- [Task requirements]:
Drop the pictures, then extract the listing word for word.
====== Information given
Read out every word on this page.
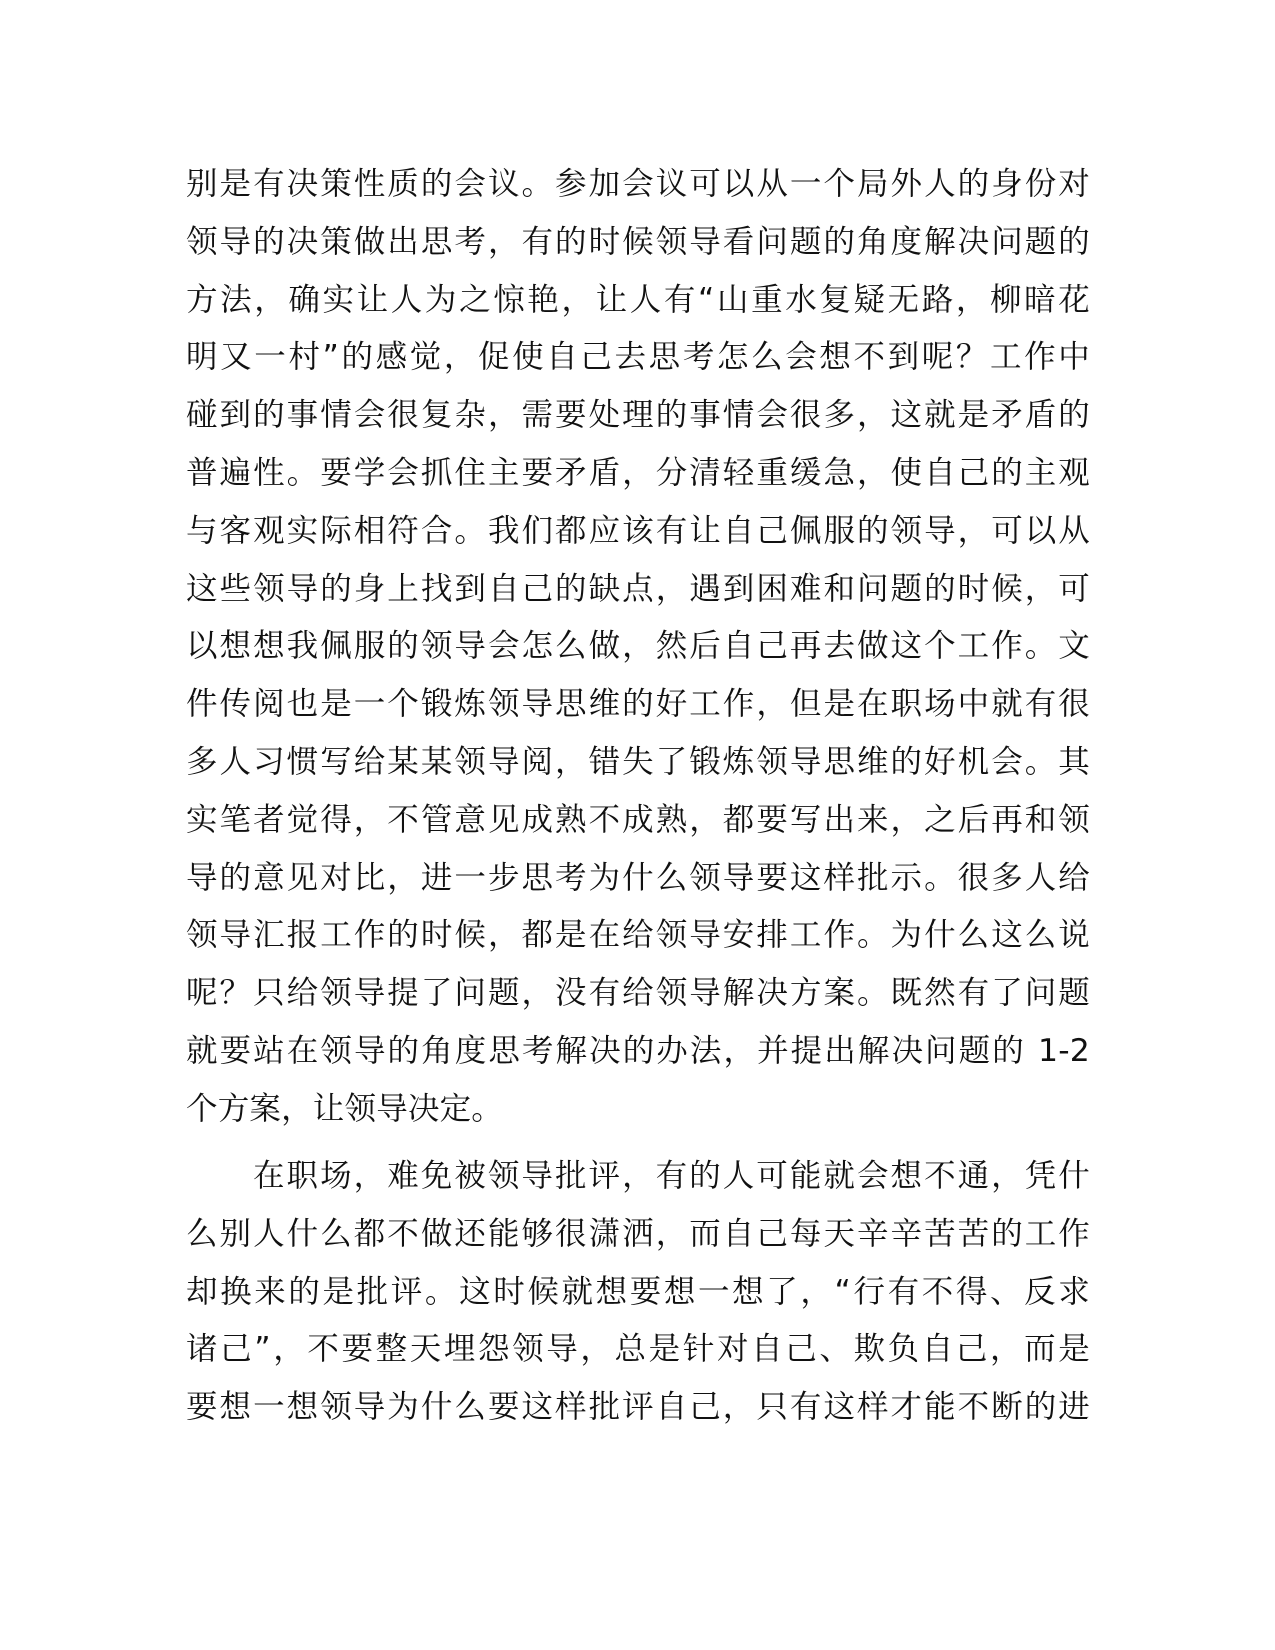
别是有决策性质的会议。参加会议可以从一个局外人的身份对
领导的决策做出思考，有的时候领导看问题的角度解决问题的
方法，确实让人为之惊艳，让人有“山重水复疑无路，柳暗花
明又一村”的感觉，促使自己去思考怎么会想不到呢？工作中
碰到的事情会很复杂，需要处理的事情会很多，这就是矛盾的
普遍性。要学会抓住主要矛盾，分清轻重缓急，使自己的主观
与客观实际相符合。我们都应该有让自己佩服的领导，可以从
这些领导的身上找到自己的缺点，遇到困难和问题的时候，可
以想想我佩服的领导会怎么做，然后自己再去做这个工作。文
件传阅也是一个锻炼领导思维的好工作，但是在职场中就有很
多人习惯写给某某领导阅，错失了锻炼领导思维的好机会。其
实笔者觉得，不管意见成熟不成熟，都要写出来，之后再和领
导的意见对比，进一步思考为什么领导要这样批示。很多人给
领导汇报工作的时候，都是在给领导安排工作。为什么这么说
呢？只给领导提了问题，没有给领导解决方案。既然有了问题
就要站在领导的角度思考解决的办法，并提出解决问题的 1-2
个方案，让领导决定。
在职场，难免被领导批评，有的人可能就会想不通，凭什
么别人什么都不做还能够很潇洒，而自己每天辛辛苦苦的工作
却换来的是批评。这时候就想要想一想了，“行有不得、反求
诸己”，不要整天埋怨领导，总是针对自己、欺负自己，而是
要想一想领导为什么要这样批评自己，只有这样才能不断的进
============
- [Output for this task]:
Read out every word on this page.
别是有决策性质的会议。参加会议可以从一个局外人的身份对
领导的决策做出思考，有的时候领导看问题的角度解决问题的
方法，确实让人为之惊艳，让人有“山重水复疑无路，柳暗花
明又一村”的感觉，促使自己去思考怎么会想不到呢？工作中
碰到的事情会很复杂，需要处理的事情会很多，这就是矛盾的
普遍性。要学会抓住主要矛盾，分清轻重缓急，使自己的主观
与客观实际相符合。我们都应该有让自己佩服的领导，可以从
这些领导的身上找到自己的缺点，遇到困难和问题的时候，可
以想想我佩服的领导会怎么做，然后自己再去做这个工作。文
件传阅也是一个锻炼领导思维的好工作，但是在职场中就有很
多人习惯写给某某领导阅，错失了锻炼领导思维的好机会。其
实笔者觉得，不管意见成熟不成熟，都要写出来，之后再和领
导的意见对比，进一步思考为什么领导要这样批示。很多人给
领导汇报工作的时候，都是在给领导安排工作。为什么这么说
呢？只给领导提了问题，没有给领导解决方案。既然有了问题
就要站在领导的角度思考解决的办法，并提出解决问题的 1-2
个方案，让领导决定。
在职场，难免被领导批评，有的人可能就会想不通，凭什
么别人什么都不做还能够很潇洒，而自己每天辛辛苦苦的工作
却换来的是批评。这时候就想要想一想了，“行有不得、反求
诸己”，不要整天埋怨领导，总是针对自己、欺负自己，而是
要想一想领导为什么要这样批评自己，只有这样才能不断的进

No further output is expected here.